▶ _Goal of the exercise_:
Transcribe the records that follow, preserving every word.

▶ _Excerpted records_:
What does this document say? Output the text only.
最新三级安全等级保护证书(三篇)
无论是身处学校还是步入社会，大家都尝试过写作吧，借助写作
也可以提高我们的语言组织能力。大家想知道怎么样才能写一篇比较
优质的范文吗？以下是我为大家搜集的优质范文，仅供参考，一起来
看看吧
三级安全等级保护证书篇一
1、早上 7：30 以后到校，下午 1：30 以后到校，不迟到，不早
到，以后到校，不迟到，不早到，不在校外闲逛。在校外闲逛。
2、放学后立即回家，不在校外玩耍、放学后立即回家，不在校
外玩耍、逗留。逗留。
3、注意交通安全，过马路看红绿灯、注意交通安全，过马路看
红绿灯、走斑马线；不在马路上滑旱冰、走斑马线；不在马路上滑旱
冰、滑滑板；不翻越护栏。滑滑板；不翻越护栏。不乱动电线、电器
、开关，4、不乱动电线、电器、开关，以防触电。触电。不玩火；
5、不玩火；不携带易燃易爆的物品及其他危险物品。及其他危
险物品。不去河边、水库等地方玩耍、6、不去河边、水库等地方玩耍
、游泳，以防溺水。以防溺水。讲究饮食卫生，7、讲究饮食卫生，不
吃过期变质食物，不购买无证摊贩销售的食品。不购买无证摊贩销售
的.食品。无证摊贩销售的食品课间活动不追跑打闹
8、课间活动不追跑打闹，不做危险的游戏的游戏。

▶ _Solved problem_:
What does this document say? Output the text only.
最新三级安全等级保护证书(三篇)
无论是身处学校还是步入社会，大家都尝试过写作吧，借助写作
也可以提高我们的语言组织能力。大家想知道怎么样才能写一篇比较
优质的范文吗？以下是我为大家搜集的优质范文，仅供参考，一起来
看看吧
三级安全等级保护证书篇一
1、早上 7：30 以后到校，下午 1：30 以后到校，不迟到，不早
到，以后到校，不迟到，不早到，不在校外闲逛。在校外闲逛。
2、放学后立即回家，不在校外玩耍、放学后立即回家，不在校
外玩耍、逗留。逗留。
3、注意交通安全，过马路看红绿灯、注意交通安全，过马路看
红绿灯、走斑马线；不在马路上滑旱冰、走斑马线；不在马路上滑旱
冰、滑滑板；不翻越护栏。滑滑板；不翻越护栏。不乱动电线、电器
、开关，4、不乱动电线、电器、开关，以防触电。触电。不玩火；
5、不玩火；不携带易燃易爆的物品及其他危险物品。及其他危
险物品。不去河边、水库等地方玩耍、6、不去河边、水库等地方玩耍
、游泳，以防溺水。以防溺水。讲究饮食卫生，7、讲究饮食卫生，不
吃过期变质食物，不购买无证摊贩销售的食品。不购买无证摊贩销售
的.食品。无证摊贩销售的食品课间活动不追跑打闹
8、课间活动不追跑打闹，不做危险的游戏的游戏。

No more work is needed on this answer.